Saved data entries:
# # # #
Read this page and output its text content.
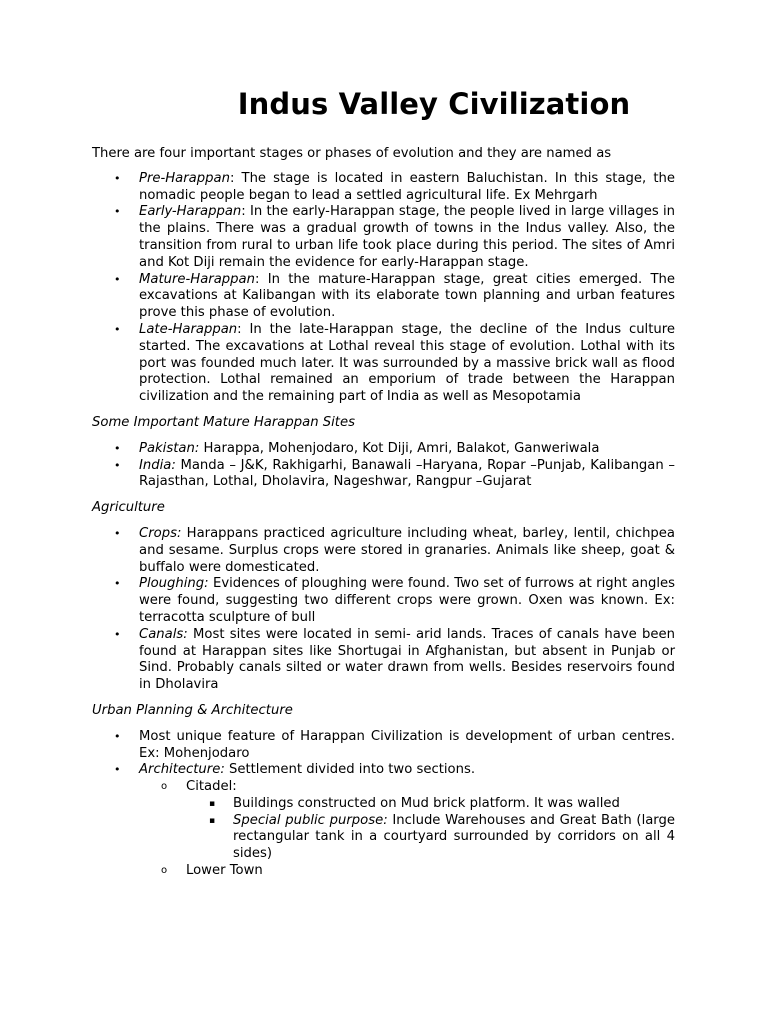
Indus Valley Civilization

There are four important stages or phases of evolution and they are named as

• Pre-Harappan: The stage is located in eastern Baluchistan. In this stage, the nomadic people began to lead a settled agricultural life. Ex Mehrgarh
• Early-Harappan: In the early-Harappan stage, the people lived in large villages in the plains. There was a gradual growth of towns in the Indus valley. Also, the transition from rural to urban life took place during this period. The sites of Amri and Kot Diji remain the evidence for early-Harappan stage.
• Mature-Harappan: In the mature-Harappan stage, great cities emerged. The excavations at Kalibangan with its elaborate town planning and urban features prove this phase of evolution.
• Late-Harappan: In the late-Harappan stage, the decline of the Indus culture started. The excavations at Lothal reveal this stage of evolution. Lothal with its port was founded much later. It was surrounded by a massive brick wall as flood protection. Lothal remained an emporium of trade between the Harappan civilization and the remaining part of India as well as Mesopotamia

Some Important Mature Harappan Sites

• Pakistan: Harappa, Mohenjodaro, Kot Diji, Amri, Balakot, Ganweriwala
• India: Manda – J&K, Rakhigarhi, Banawali –Haryana, Ropar –Punjab, Kalibangan –Rajasthan, Lothal, Dholavira, Nageshwar, Rangpur –Gujarat

Agriculture

• Crops: Harappans practiced agriculture including wheat, barley, lentil, chichpea and sesame. Surplus crops were stored in granaries. Animals like sheep, goat & buffalo were domesticated.
• Ploughing: Evidences of ploughing were found. Two set of furrows at right angles were found, suggesting two different crops were grown. Oxen was known. Ex: terracotta sculpture of bull
• Canals: Most sites were located in semi- arid lands. Traces of canals have been found at Harappan sites like Shortugai in Afghanistan, but absent in Punjab or Sind. Probably canals silted or water drawn from wells. Besides reservoirs found in Dholavira

Urban Planning & Architecture

• Most unique feature of Harappan Civilization is development of urban centres. Ex: Mohenjodaro
• Architecture: Settlement divided into two sections.
o Citadel:
▪ Buildings constructed on Mud brick platform. It was walled
▪ Special public purpose: Include Warehouses and Great Bath (large rectangular tank in a courtyard surrounded by corridors on all 4 sides)
o Lower Town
# # # #
◆ Work to be completed ◆
Reproduce the whole listing above word for word, but not its pictures.

◆ Task result ◆
Read this page and output its text content.
Indus Valley Civilization

There are four important stages or phases of evolution and they are named as

• Pre-Harappan: The stage is located in eastern Baluchistan. In this stage, the nomadic people began to lead a settled agricultural life. Ex Mehrgarh
• Early-Harappan: In the early-Harappan stage, the people lived in large villages in the plains. There was a gradual growth of towns in the Indus valley. Also, the transition from rural to urban life took place during this period. The sites of Amri and Kot Diji remain the evidence for early-Harappan stage.
• Mature-Harappan: In the mature-Harappan stage, great cities emerged. The excavations at Kalibangan with its elaborate town planning and urban features prove this phase of evolution.
• Late-Harappan: In the late-Harappan stage, the decline of the Indus culture started. The excavations at Lothal reveal this stage of evolution. Lothal with its port was founded much later. It was surrounded by a massive brick wall as flood protection. Lothal remained an emporium of trade between the Harappan civilization and the remaining part of India as well as Mesopotamia

Some Important Mature Harappan Sites

• Pakistan: Harappa, Mohenjodaro, Kot Diji, Amri, Balakot, Ganweriwala
• India: Manda – J&K, Rakhigarhi, Banawali –Haryana, Ropar –Punjab, Kalibangan –Rajasthan, Lothal, Dholavira, Nageshwar, Rangpur –Gujarat

Agriculture

• Crops: Harappans practiced agriculture including wheat, barley, lentil, chichpea and sesame. Surplus crops were stored in granaries. Animals like sheep, goat & buffalo were domesticated.
• Ploughing: Evidences of ploughing were found. Two set of furrows at right angles were found, suggesting two different crops were grown. Oxen was known. Ex: terracotta sculpture of bull
• Canals: Most sites were located in semi- arid lands. Traces of canals have been found at Harappan sites like Shortugai in Afghanistan, but absent in Punjab or Sind. Probably canals silted or water drawn from wells. Besides reservoirs found in Dholavira

Urban Planning & Architecture

• Most unique feature of Harappan Civilization is development of urban centres. Ex: Mohenjodaro
• Architecture: Settlement divided into two sections.
o Citadel:
▪ Buildings constructed on Mud brick platform. It was walled
▪ Special public purpose: Include Warehouses and Great Bath (large rectangular tank in a courtyard surrounded by corridors on all 4 sides)
o Lower Town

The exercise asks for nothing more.